*Objective:* What follows is a set of entries. Repeat them exactly, but not their pictures.

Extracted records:
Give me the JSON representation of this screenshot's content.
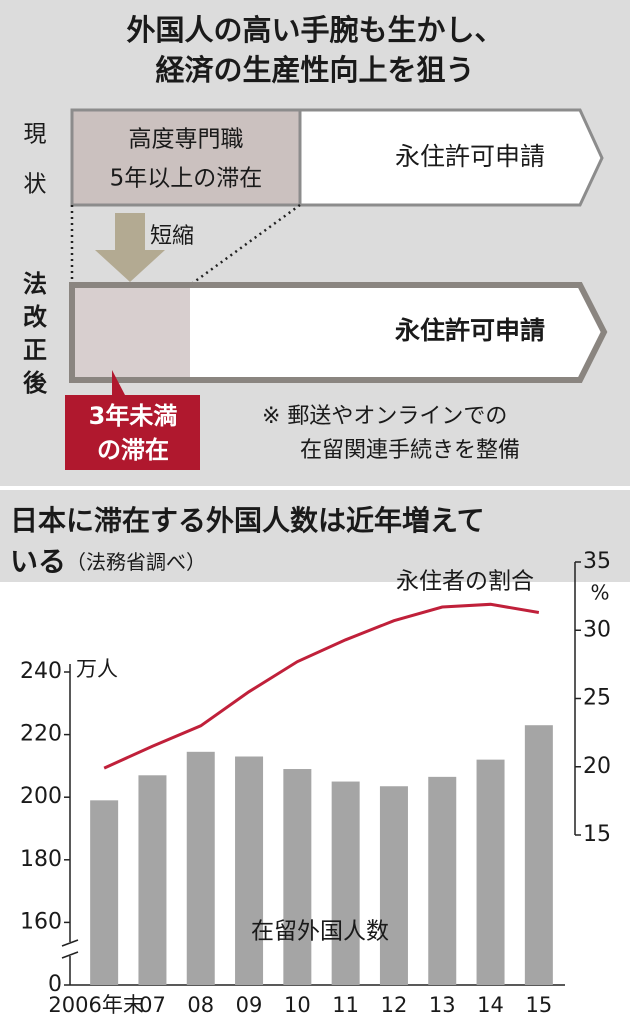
{
  "diagram": {
    "title": [
      "外国人の高い手腕も生かし、",
      "経済の生産性向上を狙う"
    ],
    "current_label": [
      "現",
      "状"
    ],
    "current_box": [
      "高度専門職",
      "5年以上の滞在"
    ],
    "current_target": "永住許可申請",
    "shorten": "短縮",
    "revised_label": [
      "法",
      "改",
      "正",
      "後"
    ],
    "revised_target": "永住許可申請",
    "revised_box": [
      "3年未満",
      "の滞在"
    ],
    "note": [
      "※ 郵送やオンラインでの",
      "在留関連手続きを整備"
    ]
  },
  "chart_data": {
    "type": "bar",
    "title": "日本に滞在する外国人数は近年増えて",
    "title_cont": "いる",
    "subtitle": "（法務省調べ）",
    "ylabel": "万人",
    "y2_unit": "%",
    "categories": [
      "2006年末",
      "07",
      "08",
      "09",
      "10",
      "11",
      "12",
      "13",
      "14",
      "15"
    ],
    "series": [
      {
        "name": "在留外国人数",
        "type": "bar",
        "color": "#a5a5a5",
        "values": [
          199,
          207,
          214.5,
          213,
          209,
          205,
          203.5,
          206.5,
          212,
          223
        ]
      },
      {
        "name": "永住者の割合",
        "type": "line",
        "axis": "y2",
        "color": "#c0203a",
        "values": [
          19.9,
          21.5,
          23.0,
          25.5,
          27.7,
          29.3,
          30.7,
          31.7,
          31.9,
          31.3
        ]
      }
    ],
    "ylim": [
      140,
      240
    ],
    "yticks": [
      0,
      160,
      180,
      200,
      220,
      240
    ],
    "axis_break": true,
    "y2lim": [
      15,
      35
    ],
    "y2ticks": [
      15,
      20,
      25,
      30,
      35
    ]
  }
}
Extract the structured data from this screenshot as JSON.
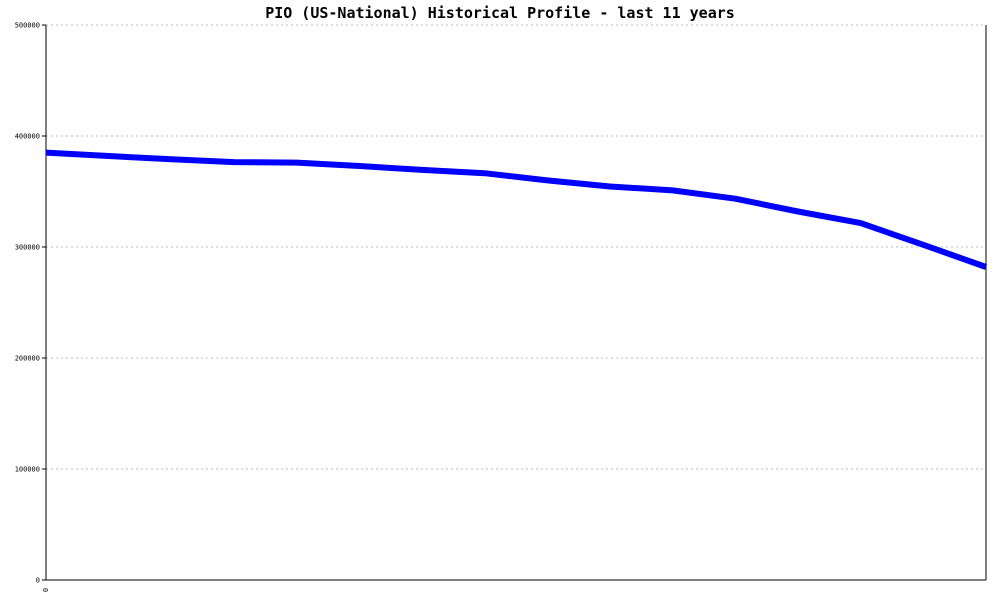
{
  "chart_data": {
    "type": "line",
    "title": "PIO (US-National) Historical Profile - last 11 years",
    "xlabel": "",
    "ylabel": "",
    "x_tick_labels": [
      "0"
    ],
    "ylim": [
      0,
      500000
    ],
    "y_ticks": [
      0,
      100000,
      200000,
      300000,
      400000,
      500000
    ],
    "y_tick_labels": [
      "0",
      "100000",
      "200000",
      "300000",
      "400000",
      "500000"
    ],
    "grid": "horizontal dotted",
    "legend": "none",
    "series": [
      {
        "color": "#0000ff",
        "x": [
          0,
          1,
          2,
          3,
          4,
          5,
          6,
          7,
          8,
          9,
          10,
          11,
          12,
          13,
          14,
          15
        ],
        "values": [
          385000,
          382000,
          379000,
          376500,
          376000,
          373000,
          369500,
          366500,
          360000,
          354500,
          351000,
          343500,
          332000,
          321500,
          302000,
          282000
        ]
      }
    ]
  }
}
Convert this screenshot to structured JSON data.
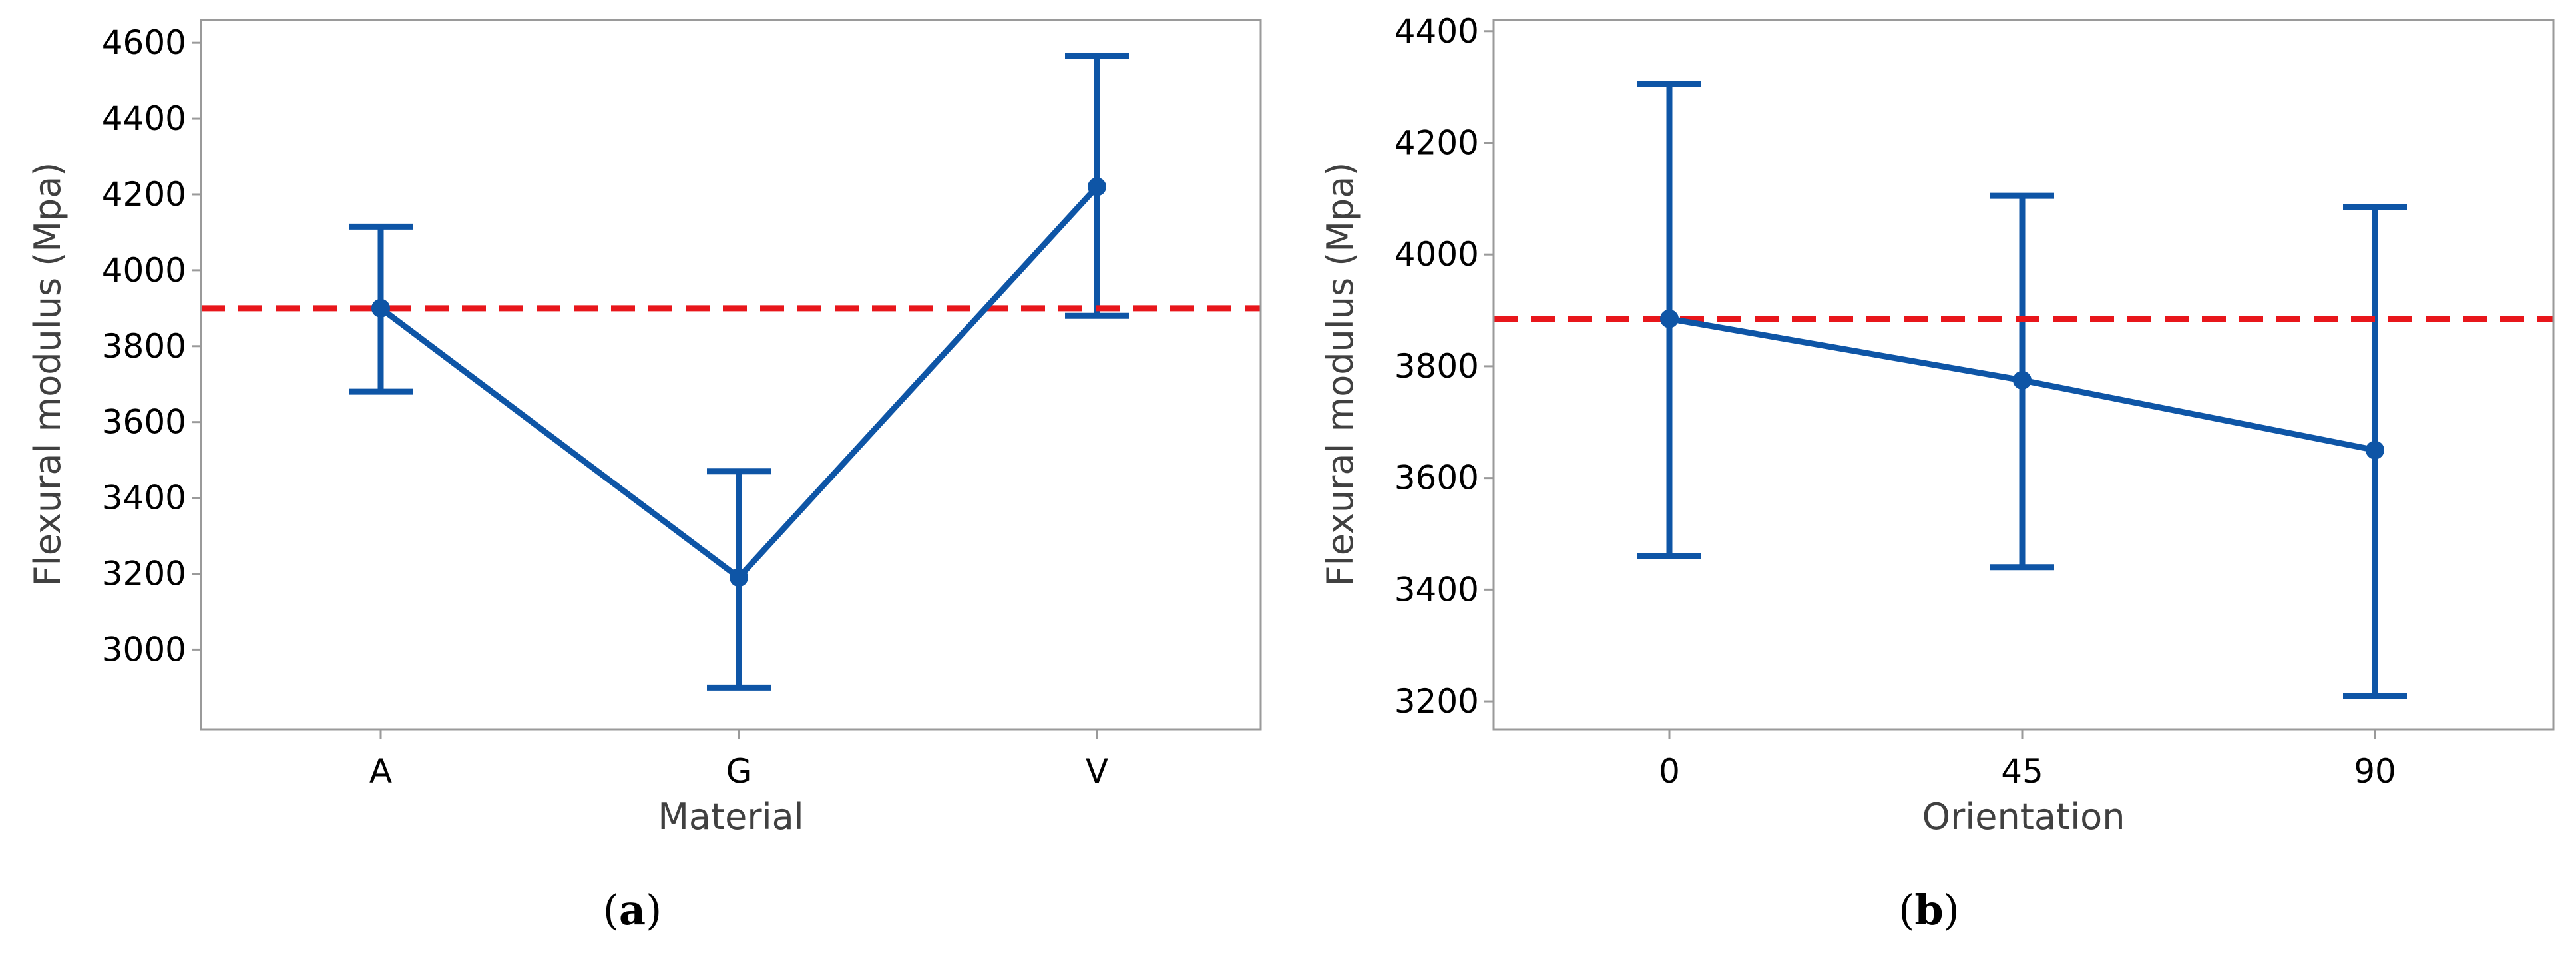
{
  "colors": {
    "series": "#0E55A6",
    "reference_line": "#E8161B",
    "frame": "#9A9A9A",
    "axis_title": "#404040",
    "tick": "#000000"
  },
  "chart_data": [
    {
      "id": "a",
      "type": "line",
      "caption": {
        "open": "(",
        "letter": "a",
        "close": ")"
      },
      "xlabel": "Material",
      "ylabel": "Flexural modulus (Mpa)",
      "categories": [
        "A",
        "G",
        "V"
      ],
      "series": [
        {
          "values": [
            3900,
            3190,
            4220
          ],
          "error_low": [
            3680,
            2900,
            3880
          ],
          "error_high": [
            4115,
            3470,
            4565
          ]
        }
      ],
      "reference_line": 3900,
      "ylim": [
        2790,
        4660
      ],
      "yticks": [
        3000,
        3200,
        3400,
        3600,
        3800,
        4000,
        4200,
        4400,
        4600
      ],
      "ytick_labels": [
        "3000",
        "3200",
        "3400",
        "3600",
        "3800",
        "4000",
        "4200",
        "4400",
        "4600"
      ],
      "grid": false
    },
    {
      "id": "b",
      "type": "line",
      "caption": {
        "open": "(",
        "letter": "b",
        "close": ")"
      },
      "xlabel": "Orientation",
      "ylabel": "Flexural modulus (Mpa)",
      "categories": [
        "0",
        "45",
        "90"
      ],
      "series": [
        {
          "values": [
            3885,
            3775,
            3650
          ],
          "error_low": [
            3460,
            3440,
            3210
          ],
          "error_high": [
            4305,
            4105,
            4085
          ]
        }
      ],
      "reference_line": 3885,
      "ylim": [
        3150,
        4420
      ],
      "yticks": [
        3200,
        3400,
        3600,
        3800,
        4000,
        4200,
        4400
      ],
      "ytick_labels": [
        "3200",
        "3400",
        "3600",
        "3800",
        "4000",
        "4200",
        "4400"
      ],
      "grid": false
    }
  ]
}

*Answer to the problem:*
Give me the JSON representation of this screenshot's content.
{
  "diagram": {
    "title": [
      "外国人の高い手腕も生かし、",
      "経済の生産性向上を狙う"
    ],
    "current_label": [
      "現",
      "状"
    ],
    "current_box": [
      "高度専門職",
      "5年以上の滞在"
    ],
    "current_target": "永住許可申請",
    "shorten": "短縮",
    "revised_label": [
      "法",
      "改",
      "正",
      "後"
    ],
    "revised_target": "永住許可申請",
    "revised_box": [
      "3年未満",
      "の滞在"
    ],
    "note": [
      "※ 郵送やオンラインでの",
      "在留関連手続きを整備"
    ]
  },
  "chart_data": {
    "type": "bar",
    "title": "日本に滞在する外国人数は近年増えて",
    "title_cont": "いる",
    "subtitle": "（法務省調べ）",
    "ylabel": "万人",
    "y2_unit": "%",
    "categories": [
      "2006年末",
      "07",
      "08",
      "09",
      "10",
      "11",
      "12",
      "13",
      "14",
      "15"
    ],
    "series": [
      {
        "name": "在留外国人数",
        "type": "bar",
        "color": "#a5a5a5",
        "values": [
          199,
          207,
          214.5,
          213,
          209,
          205,
          203.5,
          206.5,
          212,
          223
        ]
      },
      {
        "name": "永住者の割合",
        "type": "line",
        "axis": "y2",
        "color": "#c0203a",
        "values": [
          19.9,
          21.5,
          23.0,
          25.5,
          27.7,
          29.3,
          30.7,
          31.7,
          31.9,
          31.3
        ]
      }
    ],
    "ylim": [
      140,
      240
    ],
    "yticks": [
      0,
      160,
      180,
      200,
      220,
      240
    ],
    "axis_break": true,
    "y2lim": [
      15,
      35
    ],
    "y2ticks": [
      15,
      20,
      25,
      30,
      35
    ]
  }
}
Extract the structured data from this screenshot as JSON.
{
  "chart_data": {
    "type": "line",
    "title": "PIO (US-National) Historical Profile - last 11 years",
    "xlabel": "",
    "ylabel": "",
    "x_tick_labels": [
      "0"
    ],
    "ylim": [
      0,
      500000
    ],
    "y_ticks": [
      0,
      100000,
      200000,
      300000,
      400000,
      500000
    ],
    "y_tick_labels": [
      "0",
      "100000",
      "200000",
      "300000",
      "400000",
      "500000"
    ],
    "grid": "horizontal dotted",
    "legend": "none",
    "series": [
      {
        "color": "#0000ff",
        "x": [
          0,
          1,
          2,
          3,
          4,
          5,
          6,
          7,
          8,
          9,
          10,
          11,
          12,
          13,
          14,
          15
        ],
        "values": [
          385000,
          382000,
          379000,
          376500,
          376000,
          373000,
          369500,
          366500,
          360000,
          354500,
          351000,
          343500,
          332000,
          321500,
          302000,
          282000
        ]
      }
    ]
  }
}
Convert this screenshot to structured JSON data.
{
  "colors": {
    "series": "#0E55A6",
    "reference_line": "#E8161B",
    "frame": "#9A9A9A",
    "axis_title": "#404040",
    "tick": "#000000"
  },
  "chart_data": [
    {
      "id": "a",
      "type": "line",
      "caption": {
        "open": "(",
        "letter": "a",
        "close": ")"
      },
      "xlabel": "Material",
      "ylabel": "Flexural modulus (Mpa)",
      "categories": [
        "A",
        "G",
        "V"
      ],
      "series": [
        {
          "values": [
            3900,
            3190,
            4220
          ],
          "error_low": [
            3680,
            2900,
            3880
          ],
          "error_high": [
            4115,
            3470,
            4565
          ]
        }
      ],
      "reference_line": 3900,
      "ylim": [
        2790,
        4660
      ],
      "yticks": [
        3000,
        3200,
        3400,
        3600,
        3800,
        4000,
        4200,
        4400,
        4600
      ],
      "ytick_labels": [
        "3000",
        "3200",
        "3400",
        "3600",
        "3800",
        "4000",
        "4200",
        "4400",
        "4600"
      ],
      "grid": false
    },
    {
      "id": "b",
      "type": "line",
      "caption": {
        "open": "(",
        "letter": "b",
        "close": ")"
      },
      "xlabel": "Orientation",
      "ylabel": "Flexural modulus (Mpa)",
      "categories": [
        "0",
        "45",
        "90"
      ],
      "series": [
        {
          "values": [
            3885,
            3775,
            3650
          ],
          "error_low": [
            3460,
            3440,
            3210
          ],
          "error_high": [
            4305,
            4105,
            4085
          ]
        }
      ],
      "reference_line": 3885,
      "ylim": [
        3150,
        4420
      ],
      "yticks": [
        3200,
        3400,
        3600,
        3800,
        4000,
        4200,
        4400
      ],
      "ytick_labels": [
        "3200",
        "3400",
        "3600",
        "3800",
        "4000",
        "4200",
        "4400"
      ],
      "grid": false
    }
  ]
}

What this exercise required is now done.